=== Items from a dataset ===
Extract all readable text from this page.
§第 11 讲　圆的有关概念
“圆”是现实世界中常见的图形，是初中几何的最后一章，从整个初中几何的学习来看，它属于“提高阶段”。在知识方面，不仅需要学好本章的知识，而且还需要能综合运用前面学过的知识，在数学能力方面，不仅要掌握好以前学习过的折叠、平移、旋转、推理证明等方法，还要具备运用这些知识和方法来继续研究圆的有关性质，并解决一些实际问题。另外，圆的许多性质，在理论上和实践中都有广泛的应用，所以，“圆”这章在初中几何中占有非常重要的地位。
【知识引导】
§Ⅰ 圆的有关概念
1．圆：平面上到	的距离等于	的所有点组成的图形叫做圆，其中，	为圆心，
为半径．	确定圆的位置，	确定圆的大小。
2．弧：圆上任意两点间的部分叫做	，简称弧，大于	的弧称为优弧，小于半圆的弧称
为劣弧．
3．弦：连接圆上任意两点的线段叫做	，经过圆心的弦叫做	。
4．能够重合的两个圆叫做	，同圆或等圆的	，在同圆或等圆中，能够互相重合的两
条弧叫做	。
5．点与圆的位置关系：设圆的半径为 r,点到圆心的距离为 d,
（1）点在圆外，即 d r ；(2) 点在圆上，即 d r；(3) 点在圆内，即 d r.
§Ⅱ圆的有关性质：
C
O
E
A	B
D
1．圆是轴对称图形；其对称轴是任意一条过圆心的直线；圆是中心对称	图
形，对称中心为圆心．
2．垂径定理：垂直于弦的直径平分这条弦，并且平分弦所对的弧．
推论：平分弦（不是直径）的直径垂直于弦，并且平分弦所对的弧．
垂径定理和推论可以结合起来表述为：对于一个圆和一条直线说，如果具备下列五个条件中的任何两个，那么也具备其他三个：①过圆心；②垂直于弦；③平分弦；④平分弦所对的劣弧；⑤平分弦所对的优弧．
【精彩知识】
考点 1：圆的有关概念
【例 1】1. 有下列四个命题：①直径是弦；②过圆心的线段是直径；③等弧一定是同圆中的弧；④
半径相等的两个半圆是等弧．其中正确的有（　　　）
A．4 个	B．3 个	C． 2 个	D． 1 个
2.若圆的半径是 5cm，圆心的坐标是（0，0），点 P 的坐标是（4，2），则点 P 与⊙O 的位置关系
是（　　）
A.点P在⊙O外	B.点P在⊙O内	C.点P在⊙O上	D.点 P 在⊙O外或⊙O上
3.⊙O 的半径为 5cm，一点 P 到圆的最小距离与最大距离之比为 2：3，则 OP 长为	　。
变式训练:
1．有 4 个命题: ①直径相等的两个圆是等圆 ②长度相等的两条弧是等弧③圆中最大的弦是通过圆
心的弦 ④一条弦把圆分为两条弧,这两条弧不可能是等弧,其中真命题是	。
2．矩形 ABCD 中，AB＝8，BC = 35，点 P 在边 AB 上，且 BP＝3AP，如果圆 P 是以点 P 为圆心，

* * *

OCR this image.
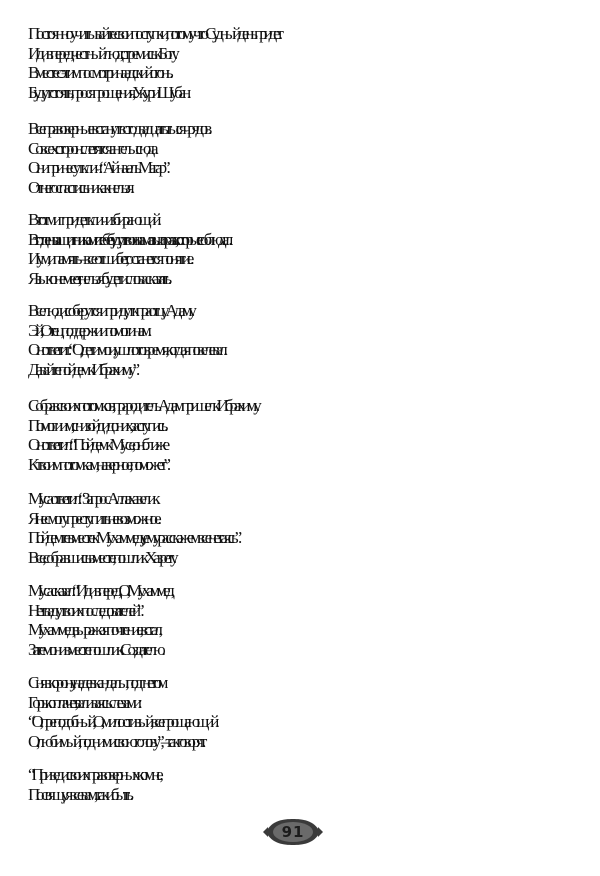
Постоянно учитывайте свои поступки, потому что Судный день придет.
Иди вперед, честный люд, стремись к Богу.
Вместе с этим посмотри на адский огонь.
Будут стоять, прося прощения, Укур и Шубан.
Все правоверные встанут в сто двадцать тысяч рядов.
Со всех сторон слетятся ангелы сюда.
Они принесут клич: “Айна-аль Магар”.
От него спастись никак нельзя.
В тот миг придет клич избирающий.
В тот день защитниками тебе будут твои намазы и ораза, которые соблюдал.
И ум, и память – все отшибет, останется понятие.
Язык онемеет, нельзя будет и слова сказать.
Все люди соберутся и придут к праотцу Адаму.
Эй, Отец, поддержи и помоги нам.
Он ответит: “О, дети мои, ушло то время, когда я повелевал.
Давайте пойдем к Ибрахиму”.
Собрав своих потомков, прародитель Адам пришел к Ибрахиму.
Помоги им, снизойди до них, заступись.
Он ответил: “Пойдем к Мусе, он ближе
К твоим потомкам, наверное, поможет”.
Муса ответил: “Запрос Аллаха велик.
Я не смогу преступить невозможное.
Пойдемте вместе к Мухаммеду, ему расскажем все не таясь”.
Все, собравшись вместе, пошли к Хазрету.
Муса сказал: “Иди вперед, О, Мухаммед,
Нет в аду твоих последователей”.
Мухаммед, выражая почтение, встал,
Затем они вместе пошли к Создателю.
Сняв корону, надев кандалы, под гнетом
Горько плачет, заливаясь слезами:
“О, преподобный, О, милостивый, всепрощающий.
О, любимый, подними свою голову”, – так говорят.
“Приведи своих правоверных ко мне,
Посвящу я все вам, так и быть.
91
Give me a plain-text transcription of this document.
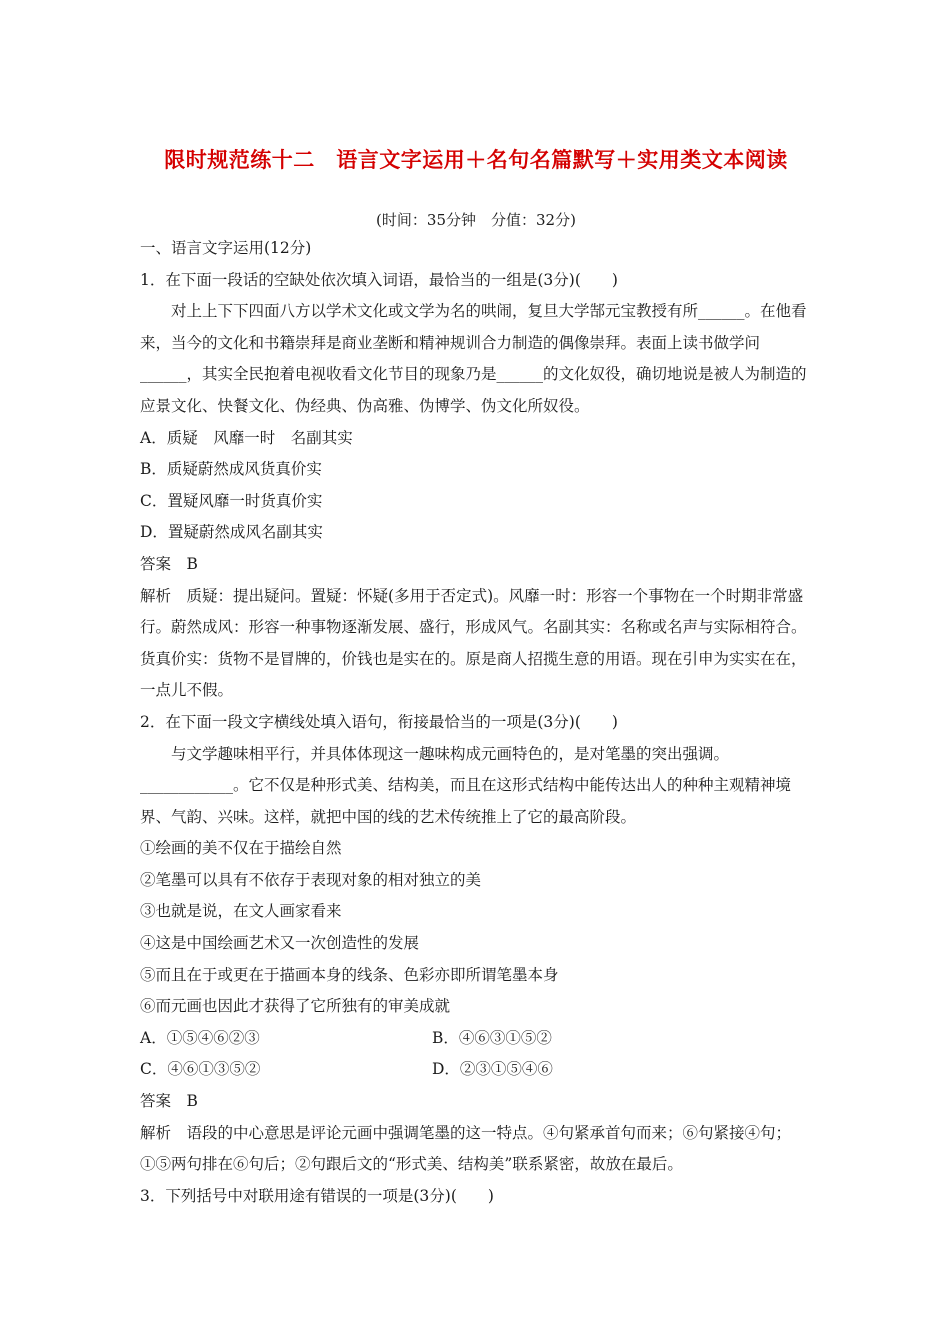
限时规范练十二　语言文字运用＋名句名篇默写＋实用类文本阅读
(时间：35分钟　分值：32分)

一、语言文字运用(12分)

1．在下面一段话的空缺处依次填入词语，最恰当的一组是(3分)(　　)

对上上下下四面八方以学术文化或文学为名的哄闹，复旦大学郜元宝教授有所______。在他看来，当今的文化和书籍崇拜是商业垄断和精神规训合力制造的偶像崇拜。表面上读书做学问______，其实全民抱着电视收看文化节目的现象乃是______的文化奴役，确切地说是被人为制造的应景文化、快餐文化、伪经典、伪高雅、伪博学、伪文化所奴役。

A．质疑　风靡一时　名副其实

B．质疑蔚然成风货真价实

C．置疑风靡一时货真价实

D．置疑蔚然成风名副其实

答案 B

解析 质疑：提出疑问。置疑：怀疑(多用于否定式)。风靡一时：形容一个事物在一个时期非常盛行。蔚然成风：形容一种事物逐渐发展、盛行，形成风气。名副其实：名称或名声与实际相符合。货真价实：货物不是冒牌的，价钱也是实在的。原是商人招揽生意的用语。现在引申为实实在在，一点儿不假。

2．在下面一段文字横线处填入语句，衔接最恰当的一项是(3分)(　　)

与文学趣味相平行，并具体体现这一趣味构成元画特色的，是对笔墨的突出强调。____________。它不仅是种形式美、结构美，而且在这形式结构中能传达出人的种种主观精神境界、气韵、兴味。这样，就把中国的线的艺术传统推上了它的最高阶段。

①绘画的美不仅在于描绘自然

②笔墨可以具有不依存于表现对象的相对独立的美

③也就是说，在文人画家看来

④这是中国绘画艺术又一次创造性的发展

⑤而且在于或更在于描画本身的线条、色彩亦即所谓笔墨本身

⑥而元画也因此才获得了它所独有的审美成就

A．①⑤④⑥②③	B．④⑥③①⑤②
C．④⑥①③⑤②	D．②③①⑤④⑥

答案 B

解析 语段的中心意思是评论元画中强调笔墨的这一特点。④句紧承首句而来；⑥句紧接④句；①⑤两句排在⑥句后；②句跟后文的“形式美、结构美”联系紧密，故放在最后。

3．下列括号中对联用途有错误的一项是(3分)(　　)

=== TASK TO CARRY OUT ===
In the listing above, count each line that holds the string "this". Give the number only.

=== EXERCISE OUTPUT ===
3